- Limamarela Geographic Center of Community
- Coordinates: 29°10′21″S 28°25′10″E﻿ / ﻿29.17250°S 28.41944°E
- Country: Lesotho
- District: Leribe District
- Elevation: 9,633 ft (2,936 m)

Population (2006)
- • Total: 8,733
- Time zone: UTC+2 (CAT)

= Limamarela =

Limamarela is a community council located in the Leribe District of Lesotho. Its population in 2006 was 8,733.

==Villages==
The community of Limamarela includes the villages of Ha Jakalasi, Ha Joma, Ha Konstabole, Ha Lejone, Ha Lukase, Ha Masokotso, Ha Matšoele, Ha Mohanyane, Ha Mpeli, Ha Noha, Ha Paepae (Mpakatheng), Ha Rafanyane, Ha Sebotha, Ha Sefako, Ha Sekhele, Ha Semela, Ha Sepinare, Ha Thibeli, Ha Thoora (Ha Mallane), Ha Tšepo, Khohloaneng, Khubetsoana, Kobong (Ha Mallane), Lehlakaneng, Lepaqoa, Makhalong, Mamohau, Maphutseng, Masuoaneng and Thoteng (Ha Sebotha).

--------------------------------------------------

Questions on the material -
#1 Answer these questions from the Limamarela article, one line each:
(a) In which district of Lesotho is Limamarela located?
(b) What elevation, in feet, does the article give?
(c) What was the population in 2006?
#2 Using the Limamarela article, explain in one to three sentences what kind of place Limamarela is and how it relates to the villages the article lists.
#3 Repeat the part of the Limamarela article between "- Limamarela Geographic" and "zone: UTC+2 (CAT)", inclusive.

--------------------------------------------------

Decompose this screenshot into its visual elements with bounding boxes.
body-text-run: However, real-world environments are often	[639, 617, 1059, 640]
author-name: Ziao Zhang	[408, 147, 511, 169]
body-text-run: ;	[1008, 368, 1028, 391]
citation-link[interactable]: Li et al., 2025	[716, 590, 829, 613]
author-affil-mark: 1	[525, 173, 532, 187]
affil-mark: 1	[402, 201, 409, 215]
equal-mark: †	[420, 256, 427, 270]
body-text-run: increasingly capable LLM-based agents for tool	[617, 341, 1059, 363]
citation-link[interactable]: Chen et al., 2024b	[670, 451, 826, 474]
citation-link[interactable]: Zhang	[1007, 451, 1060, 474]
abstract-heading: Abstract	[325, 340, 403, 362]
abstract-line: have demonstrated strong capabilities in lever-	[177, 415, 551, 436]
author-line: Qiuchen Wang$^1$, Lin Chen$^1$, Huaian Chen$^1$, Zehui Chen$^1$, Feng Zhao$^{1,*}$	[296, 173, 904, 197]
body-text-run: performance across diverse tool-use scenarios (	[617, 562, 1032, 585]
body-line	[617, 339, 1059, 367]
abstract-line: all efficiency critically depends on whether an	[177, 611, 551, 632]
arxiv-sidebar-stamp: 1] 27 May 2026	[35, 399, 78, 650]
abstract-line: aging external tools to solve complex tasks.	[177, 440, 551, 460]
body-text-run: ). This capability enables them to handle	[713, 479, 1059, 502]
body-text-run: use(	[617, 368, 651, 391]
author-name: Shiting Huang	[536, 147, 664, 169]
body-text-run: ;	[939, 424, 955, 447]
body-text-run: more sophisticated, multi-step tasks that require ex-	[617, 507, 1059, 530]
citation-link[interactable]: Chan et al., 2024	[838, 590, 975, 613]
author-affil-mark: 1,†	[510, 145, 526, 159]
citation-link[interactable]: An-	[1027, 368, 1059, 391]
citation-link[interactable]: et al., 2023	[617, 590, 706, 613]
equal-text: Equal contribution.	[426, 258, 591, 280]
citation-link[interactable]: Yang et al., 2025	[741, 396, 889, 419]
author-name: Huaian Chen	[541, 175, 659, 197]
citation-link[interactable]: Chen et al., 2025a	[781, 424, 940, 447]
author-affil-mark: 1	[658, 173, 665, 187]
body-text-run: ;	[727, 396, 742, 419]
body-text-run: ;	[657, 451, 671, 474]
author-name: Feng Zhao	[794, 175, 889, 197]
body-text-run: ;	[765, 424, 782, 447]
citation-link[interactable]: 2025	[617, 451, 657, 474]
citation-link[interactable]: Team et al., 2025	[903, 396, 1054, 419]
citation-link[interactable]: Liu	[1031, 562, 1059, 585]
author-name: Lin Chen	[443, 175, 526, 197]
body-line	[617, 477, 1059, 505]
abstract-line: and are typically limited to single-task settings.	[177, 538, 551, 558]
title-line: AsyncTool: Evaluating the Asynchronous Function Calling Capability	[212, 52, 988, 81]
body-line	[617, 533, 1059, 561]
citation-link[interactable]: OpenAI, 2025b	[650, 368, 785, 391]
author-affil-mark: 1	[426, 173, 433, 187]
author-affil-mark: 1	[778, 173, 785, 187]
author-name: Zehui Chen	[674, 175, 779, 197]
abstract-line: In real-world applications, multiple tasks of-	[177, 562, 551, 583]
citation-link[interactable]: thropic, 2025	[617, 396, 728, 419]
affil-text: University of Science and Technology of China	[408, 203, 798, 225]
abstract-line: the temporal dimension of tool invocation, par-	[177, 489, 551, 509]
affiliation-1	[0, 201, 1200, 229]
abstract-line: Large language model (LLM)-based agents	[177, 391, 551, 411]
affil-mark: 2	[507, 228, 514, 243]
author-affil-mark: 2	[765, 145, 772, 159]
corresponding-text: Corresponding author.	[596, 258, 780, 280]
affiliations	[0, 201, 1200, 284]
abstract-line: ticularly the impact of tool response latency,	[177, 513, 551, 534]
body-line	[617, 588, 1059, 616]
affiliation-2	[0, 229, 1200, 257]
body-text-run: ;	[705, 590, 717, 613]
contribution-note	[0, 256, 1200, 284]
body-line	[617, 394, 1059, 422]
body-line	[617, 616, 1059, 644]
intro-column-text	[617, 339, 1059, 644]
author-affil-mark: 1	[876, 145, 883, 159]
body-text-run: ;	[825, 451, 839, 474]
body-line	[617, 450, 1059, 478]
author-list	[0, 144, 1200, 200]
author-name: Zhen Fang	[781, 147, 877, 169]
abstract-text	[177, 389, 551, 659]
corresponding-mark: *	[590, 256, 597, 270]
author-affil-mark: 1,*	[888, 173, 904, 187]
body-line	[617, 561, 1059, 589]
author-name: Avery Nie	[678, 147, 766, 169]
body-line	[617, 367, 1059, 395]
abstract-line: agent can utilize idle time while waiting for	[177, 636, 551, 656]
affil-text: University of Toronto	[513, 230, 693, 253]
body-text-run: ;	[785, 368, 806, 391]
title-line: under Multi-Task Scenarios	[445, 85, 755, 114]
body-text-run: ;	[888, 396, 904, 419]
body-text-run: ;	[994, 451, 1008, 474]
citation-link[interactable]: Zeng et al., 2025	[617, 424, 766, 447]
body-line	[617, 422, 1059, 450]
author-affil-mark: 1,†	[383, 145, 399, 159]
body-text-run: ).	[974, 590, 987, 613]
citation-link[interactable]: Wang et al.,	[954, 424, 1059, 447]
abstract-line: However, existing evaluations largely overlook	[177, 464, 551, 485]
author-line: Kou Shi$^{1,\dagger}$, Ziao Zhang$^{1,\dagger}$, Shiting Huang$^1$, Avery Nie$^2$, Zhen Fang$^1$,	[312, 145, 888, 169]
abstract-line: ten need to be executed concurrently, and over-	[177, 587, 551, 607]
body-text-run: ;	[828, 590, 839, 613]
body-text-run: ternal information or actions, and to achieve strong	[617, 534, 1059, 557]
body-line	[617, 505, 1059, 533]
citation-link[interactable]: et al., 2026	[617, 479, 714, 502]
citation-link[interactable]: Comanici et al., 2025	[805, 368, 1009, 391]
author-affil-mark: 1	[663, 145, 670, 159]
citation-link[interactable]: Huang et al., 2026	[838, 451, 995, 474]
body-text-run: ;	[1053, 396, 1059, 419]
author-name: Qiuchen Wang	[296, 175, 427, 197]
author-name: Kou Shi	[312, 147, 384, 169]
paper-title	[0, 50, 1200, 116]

--------------------------------------------------

Your responses -
#1
(a) Leribe District
(b) 9,633 ft
(c) 8,733

#2 Limamarela is a community council in the Leribe District of Lesotho, with a population of 8,733 in 2006. The villages listed, such as Ha Jakalasi, Khohloaneng and Thoteng (Ha Sebotha), are the villages that this community includes.

#3
- Limamarela Geographic Center of Community
- Coordinates: 29°10′21″S 28°25′10″E﻿ / ﻿29.17250°S 28.41944°E
- Country: Lesotho
- District: Leribe District
- Elevation: 9,633 ft (2,936 m)

Population (2006)
- • Total: 8,733
- Time zone: UTC+2 (CAT)